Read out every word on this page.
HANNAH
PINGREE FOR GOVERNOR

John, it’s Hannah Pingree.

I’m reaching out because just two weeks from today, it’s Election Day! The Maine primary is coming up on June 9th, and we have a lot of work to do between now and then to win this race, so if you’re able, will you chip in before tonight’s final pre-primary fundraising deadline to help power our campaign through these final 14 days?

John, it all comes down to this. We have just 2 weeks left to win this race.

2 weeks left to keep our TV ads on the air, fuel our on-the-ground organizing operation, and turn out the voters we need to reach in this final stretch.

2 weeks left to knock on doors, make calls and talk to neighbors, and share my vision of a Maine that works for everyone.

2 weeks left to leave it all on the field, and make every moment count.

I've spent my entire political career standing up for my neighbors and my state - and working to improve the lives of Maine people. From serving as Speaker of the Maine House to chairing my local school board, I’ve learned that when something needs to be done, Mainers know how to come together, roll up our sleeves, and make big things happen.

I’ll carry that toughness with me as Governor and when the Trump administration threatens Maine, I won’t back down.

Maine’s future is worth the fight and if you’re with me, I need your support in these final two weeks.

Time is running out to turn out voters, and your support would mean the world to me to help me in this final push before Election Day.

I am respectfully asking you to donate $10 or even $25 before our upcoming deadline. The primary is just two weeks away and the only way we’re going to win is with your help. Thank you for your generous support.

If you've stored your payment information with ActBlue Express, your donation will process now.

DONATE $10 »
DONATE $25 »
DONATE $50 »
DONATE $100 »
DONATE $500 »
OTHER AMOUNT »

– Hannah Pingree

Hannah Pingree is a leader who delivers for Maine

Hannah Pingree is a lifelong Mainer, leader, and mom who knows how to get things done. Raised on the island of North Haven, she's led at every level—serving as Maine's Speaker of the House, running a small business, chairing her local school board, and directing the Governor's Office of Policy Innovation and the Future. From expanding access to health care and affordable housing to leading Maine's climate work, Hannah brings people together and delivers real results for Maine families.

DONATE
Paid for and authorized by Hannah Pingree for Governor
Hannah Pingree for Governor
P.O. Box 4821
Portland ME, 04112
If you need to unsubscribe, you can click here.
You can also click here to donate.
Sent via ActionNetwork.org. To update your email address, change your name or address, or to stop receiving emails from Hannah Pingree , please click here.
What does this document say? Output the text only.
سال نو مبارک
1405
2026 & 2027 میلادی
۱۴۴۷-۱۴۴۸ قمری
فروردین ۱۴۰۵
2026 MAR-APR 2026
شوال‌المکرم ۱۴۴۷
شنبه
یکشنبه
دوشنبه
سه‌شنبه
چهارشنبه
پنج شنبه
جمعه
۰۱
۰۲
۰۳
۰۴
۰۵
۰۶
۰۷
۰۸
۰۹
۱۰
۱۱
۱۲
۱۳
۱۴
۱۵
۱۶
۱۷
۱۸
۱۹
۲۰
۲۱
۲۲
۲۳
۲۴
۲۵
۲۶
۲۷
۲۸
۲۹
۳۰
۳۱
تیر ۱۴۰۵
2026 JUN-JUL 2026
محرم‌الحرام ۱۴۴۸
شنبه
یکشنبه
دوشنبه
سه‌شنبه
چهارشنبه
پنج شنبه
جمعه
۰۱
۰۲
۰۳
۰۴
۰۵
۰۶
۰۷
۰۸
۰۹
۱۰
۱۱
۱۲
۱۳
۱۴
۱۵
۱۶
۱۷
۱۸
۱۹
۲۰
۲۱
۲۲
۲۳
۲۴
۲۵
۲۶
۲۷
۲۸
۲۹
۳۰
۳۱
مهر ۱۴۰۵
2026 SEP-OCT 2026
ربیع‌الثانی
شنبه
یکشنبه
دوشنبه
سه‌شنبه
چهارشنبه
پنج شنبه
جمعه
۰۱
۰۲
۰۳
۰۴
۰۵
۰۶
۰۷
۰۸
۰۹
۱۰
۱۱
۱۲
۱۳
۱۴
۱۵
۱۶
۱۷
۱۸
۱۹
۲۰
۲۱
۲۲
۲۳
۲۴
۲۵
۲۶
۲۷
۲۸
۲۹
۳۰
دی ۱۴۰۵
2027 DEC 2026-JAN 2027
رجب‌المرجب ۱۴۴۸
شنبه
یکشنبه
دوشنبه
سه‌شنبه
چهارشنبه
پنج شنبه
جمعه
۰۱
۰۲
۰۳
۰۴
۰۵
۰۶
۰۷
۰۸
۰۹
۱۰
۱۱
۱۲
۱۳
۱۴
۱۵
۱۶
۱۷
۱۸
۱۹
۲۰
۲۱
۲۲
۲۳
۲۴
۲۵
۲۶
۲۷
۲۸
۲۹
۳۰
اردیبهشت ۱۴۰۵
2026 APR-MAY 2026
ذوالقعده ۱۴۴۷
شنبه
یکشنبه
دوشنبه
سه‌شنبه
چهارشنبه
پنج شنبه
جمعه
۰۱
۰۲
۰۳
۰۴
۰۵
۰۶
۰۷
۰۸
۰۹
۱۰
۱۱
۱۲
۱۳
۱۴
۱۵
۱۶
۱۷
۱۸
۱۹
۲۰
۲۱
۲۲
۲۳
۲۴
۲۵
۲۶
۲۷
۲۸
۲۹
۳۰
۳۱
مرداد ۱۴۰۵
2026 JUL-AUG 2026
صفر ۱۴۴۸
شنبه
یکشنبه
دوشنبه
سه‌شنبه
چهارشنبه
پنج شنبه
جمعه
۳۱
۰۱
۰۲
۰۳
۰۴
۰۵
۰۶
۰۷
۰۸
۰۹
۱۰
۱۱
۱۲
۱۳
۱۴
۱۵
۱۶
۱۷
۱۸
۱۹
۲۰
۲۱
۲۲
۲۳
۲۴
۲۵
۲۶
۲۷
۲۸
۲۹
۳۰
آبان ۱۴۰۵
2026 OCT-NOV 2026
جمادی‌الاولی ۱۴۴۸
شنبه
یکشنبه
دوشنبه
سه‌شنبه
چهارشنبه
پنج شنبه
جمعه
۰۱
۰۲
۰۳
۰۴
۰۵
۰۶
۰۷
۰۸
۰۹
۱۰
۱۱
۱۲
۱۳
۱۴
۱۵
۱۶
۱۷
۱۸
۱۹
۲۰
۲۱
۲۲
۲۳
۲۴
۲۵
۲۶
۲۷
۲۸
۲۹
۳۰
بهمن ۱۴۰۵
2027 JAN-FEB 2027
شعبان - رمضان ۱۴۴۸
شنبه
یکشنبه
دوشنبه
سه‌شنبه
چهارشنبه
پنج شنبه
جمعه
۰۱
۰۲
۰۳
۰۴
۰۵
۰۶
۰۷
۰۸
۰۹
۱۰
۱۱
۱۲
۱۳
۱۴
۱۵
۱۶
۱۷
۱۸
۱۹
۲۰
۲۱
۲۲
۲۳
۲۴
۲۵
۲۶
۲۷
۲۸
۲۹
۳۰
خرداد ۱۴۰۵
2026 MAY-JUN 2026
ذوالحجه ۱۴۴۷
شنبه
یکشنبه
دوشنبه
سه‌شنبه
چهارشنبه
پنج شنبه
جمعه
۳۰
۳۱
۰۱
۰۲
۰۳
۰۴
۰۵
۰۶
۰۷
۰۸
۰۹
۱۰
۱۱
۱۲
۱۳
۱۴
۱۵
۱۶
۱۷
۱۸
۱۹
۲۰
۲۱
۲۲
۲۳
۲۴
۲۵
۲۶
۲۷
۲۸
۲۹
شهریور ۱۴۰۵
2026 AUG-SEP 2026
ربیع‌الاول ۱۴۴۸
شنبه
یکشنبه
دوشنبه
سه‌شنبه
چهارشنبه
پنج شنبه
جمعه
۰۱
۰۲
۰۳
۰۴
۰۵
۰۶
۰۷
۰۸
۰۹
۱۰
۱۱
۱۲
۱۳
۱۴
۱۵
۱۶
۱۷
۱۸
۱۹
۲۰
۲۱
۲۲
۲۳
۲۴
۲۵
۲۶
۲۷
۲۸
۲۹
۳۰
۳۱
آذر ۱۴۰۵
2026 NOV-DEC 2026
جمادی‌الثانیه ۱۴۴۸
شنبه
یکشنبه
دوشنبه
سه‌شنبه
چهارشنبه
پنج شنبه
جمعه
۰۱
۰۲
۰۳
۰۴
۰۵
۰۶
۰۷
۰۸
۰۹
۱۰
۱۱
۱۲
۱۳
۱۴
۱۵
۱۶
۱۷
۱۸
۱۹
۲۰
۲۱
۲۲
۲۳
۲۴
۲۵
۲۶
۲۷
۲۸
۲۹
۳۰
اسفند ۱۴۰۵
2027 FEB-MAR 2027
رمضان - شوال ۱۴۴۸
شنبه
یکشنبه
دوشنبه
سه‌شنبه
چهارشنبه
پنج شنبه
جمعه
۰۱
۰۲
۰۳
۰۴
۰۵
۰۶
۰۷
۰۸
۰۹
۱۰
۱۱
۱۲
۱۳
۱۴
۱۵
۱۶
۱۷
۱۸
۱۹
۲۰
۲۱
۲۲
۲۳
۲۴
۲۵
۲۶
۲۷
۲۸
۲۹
____________________
*Exercise goal*: Find how many lines in the listing hold "John", and reply with that number only.

*Reply to the exercise*: 2